Data extract »

--------------------------------

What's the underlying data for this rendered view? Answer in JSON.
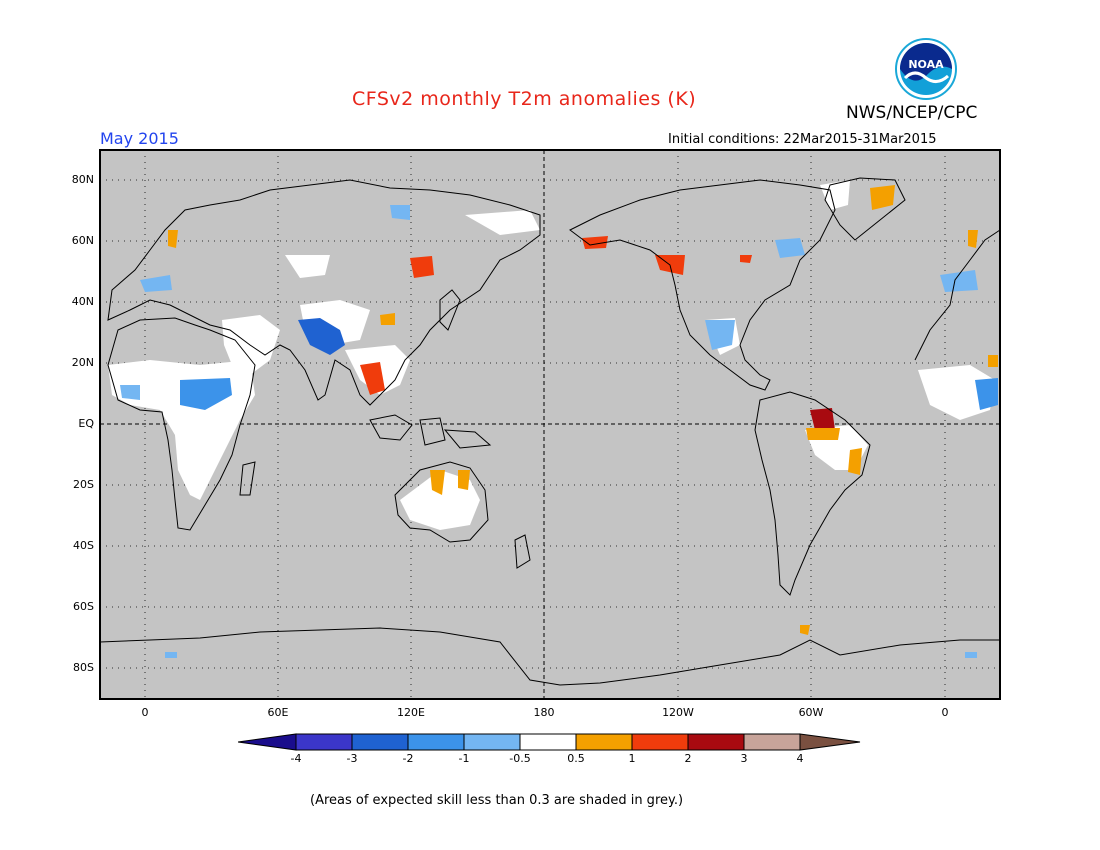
{
  "header": {
    "title": "CFSv2 monthly T2m anomalies (K)",
    "agency": "NWS/NCEP/CPC",
    "month": "May 2015",
    "initial_conditions": "Initial conditions: 22Mar2015-31Mar2015",
    "logo_text": "NOAA"
  },
  "axes": {
    "lat_labels": [
      "80N",
      "60N",
      "40N",
      "20N",
      "EQ",
      "20S",
      "40S",
      "60S",
      "80S"
    ],
    "lon_labels": [
      "0",
      "60E",
      "120E",
      "180",
      "120W",
      "60W",
      "0"
    ]
  },
  "legend": {
    "tick_labels": [
      "-4",
      "-3",
      "-2",
      "-1",
      "-0.5",
      "0.5",
      "1",
      "2",
      "3",
      "4"
    ],
    "colors": {
      "lt_-4": "#1a0d8c",
      "-4_-3": "#3b36c9",
      "-3_-2": "#1f62d1",
      "-2_-1": "#3c93ea",
      "-1_-0.5": "#74b6f2",
      "-0.5_0.5": "#ffffff",
      "0.5_1": "#f4a000",
      "1_2": "#f03c0c",
      "2_3": "#a80a10",
      "3_4": "#c8a49a",
      "gt_4": "#7a5040"
    }
  },
  "colors": {
    "background_grey": "#c4c4c4",
    "title_red": "#e8261a",
    "month_blue": "#2244ee"
  },
  "footnote": "(Areas of expected skill less than 0.3 are shaded in grey.)"
}
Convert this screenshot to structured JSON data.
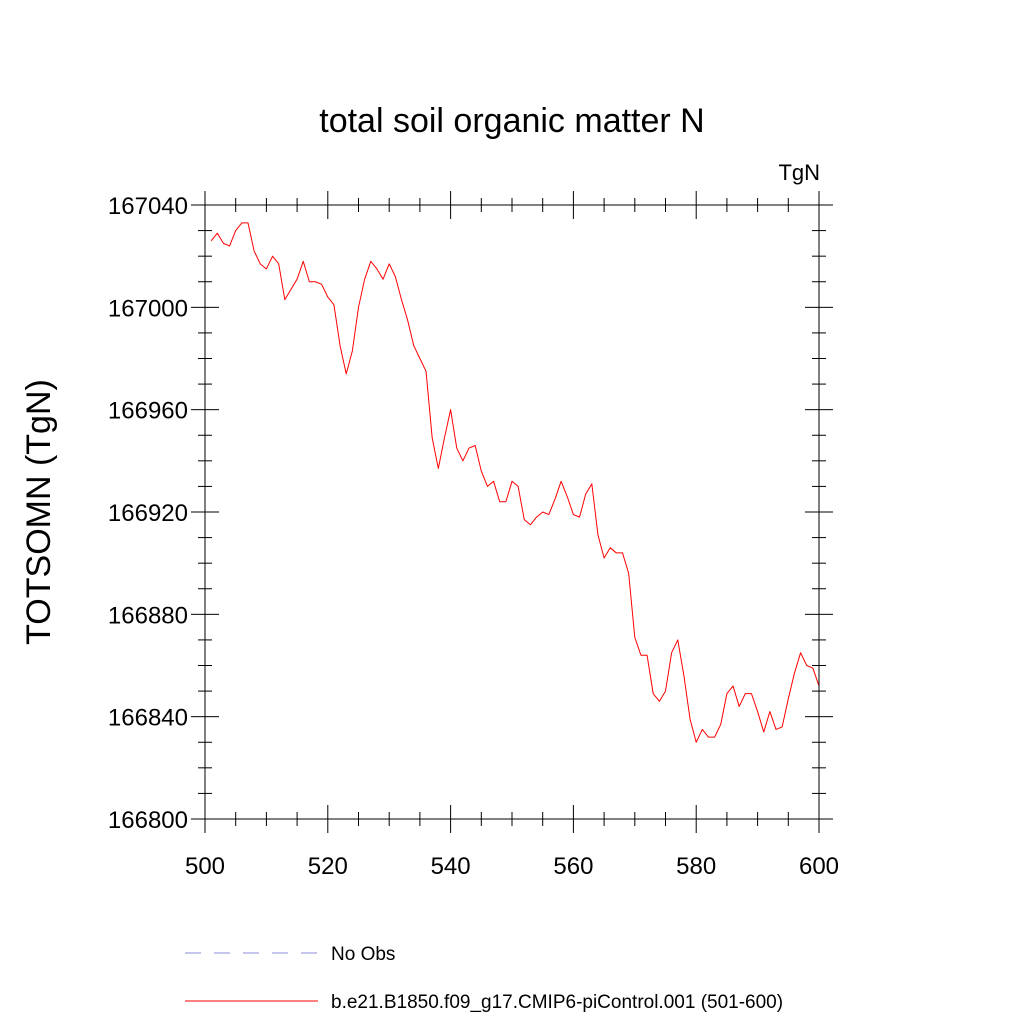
{
  "chart_data": {
    "type": "line",
    "title": "total soil organic matter N",
    "units": "TgN",
    "xlabel": "",
    "ylabel": "TOTSOMN  (TgN)",
    "xlim": [
      500,
      600
    ],
    "ylim": [
      166800,
      167040
    ],
    "x_ticks": [
      500,
      520,
      540,
      560,
      580,
      600
    ],
    "y_ticks": [
      166800,
      166840,
      166880,
      166920,
      166960,
      167000,
      167040
    ],
    "x_tick_labels": [
      "500",
      "520",
      "540",
      "560",
      "580",
      "600"
    ],
    "y_tick_labels": [
      "166800",
      "166840",
      "166880",
      "166920",
      "166960",
      "167000",
      "167040"
    ],
    "grid": false,
    "legend_position": "bottom",
    "series": [
      {
        "name": "b.e21.B1850.f09_g17.CMIP6-piControl.001 (501-600)",
        "color": "#ff0000",
        "style": "solid",
        "x": [
          501,
          502,
          503,
          504,
          505,
          506,
          507,
          508,
          509,
          510,
          511,
          512,
          513,
          514,
          515,
          516,
          517,
          518,
          519,
          520,
          521,
          522,
          523,
          524,
          525,
          526,
          527,
          528,
          529,
          530,
          531,
          532,
          533,
          534,
          535,
          536,
          537,
          538,
          539,
          540,
          541,
          542,
          543,
          544,
          545,
          546,
          547,
          548,
          549,
          550,
          551,
          552,
          553,
          554,
          555,
          556,
          557,
          558,
          559,
          560,
          561,
          562,
          563,
          564,
          565,
          566,
          567,
          568,
          569,
          570,
          571,
          572,
          573,
          574,
          575,
          576,
          577,
          578,
          579,
          580,
          581,
          582,
          583,
          584,
          585,
          586,
          587,
          588,
          589,
          590,
          591,
          592,
          593,
          594,
          595,
          596,
          597,
          598,
          599,
          600
        ],
        "values": [
          167026,
          167029,
          167025,
          167024,
          167030,
          167033,
          167033,
          167022,
          167017,
          167015,
          167020,
          167017,
          167003,
          167007,
          167011,
          167018,
          167010,
          167010,
          167009,
          167004,
          167001,
          166985,
          166974,
          166983,
          167000,
          167011,
          167018,
          167015,
          167011,
          167017,
          167012,
          167003,
          166995,
          166985,
          166980,
          166975,
          166949,
          166937,
          166949,
          166960,
          166945,
          166940,
          166945,
          166946,
          166936,
          166930,
          166932,
          166924,
          166924,
          166932,
          166930,
          166917,
          166915,
          166918,
          166920,
          166919,
          166925,
          166932,
          166926,
          166919,
          166918,
          166927,
          166931,
          166911,
          166902,
          166906,
          166904,
          166904,
          166896,
          166871,
          166864,
          166864,
          166849,
          166846,
          166850,
          166865,
          166870,
          166856,
          166839,
          166830,
          166835,
          166832,
          166832,
          166837,
          166849,
          166852,
          166844,
          166849,
          166849,
          166842,
          166834,
          166842,
          166835,
          166836,
          166847,
          166857,
          166865,
          166860,
          166859,
          166852
        ]
      },
      {
        "name": "No Obs",
        "color": "#8c8cd9",
        "style": "dashed",
        "x": [],
        "values": []
      }
    ]
  }
}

--------------------------------

Exercise prompt »
Which lines contain the word "this"? Return each of them.

Completed exercise »
What's the underlying data for this rendered view? Answer in JSON.
Convert this screenshot to structured JSON data.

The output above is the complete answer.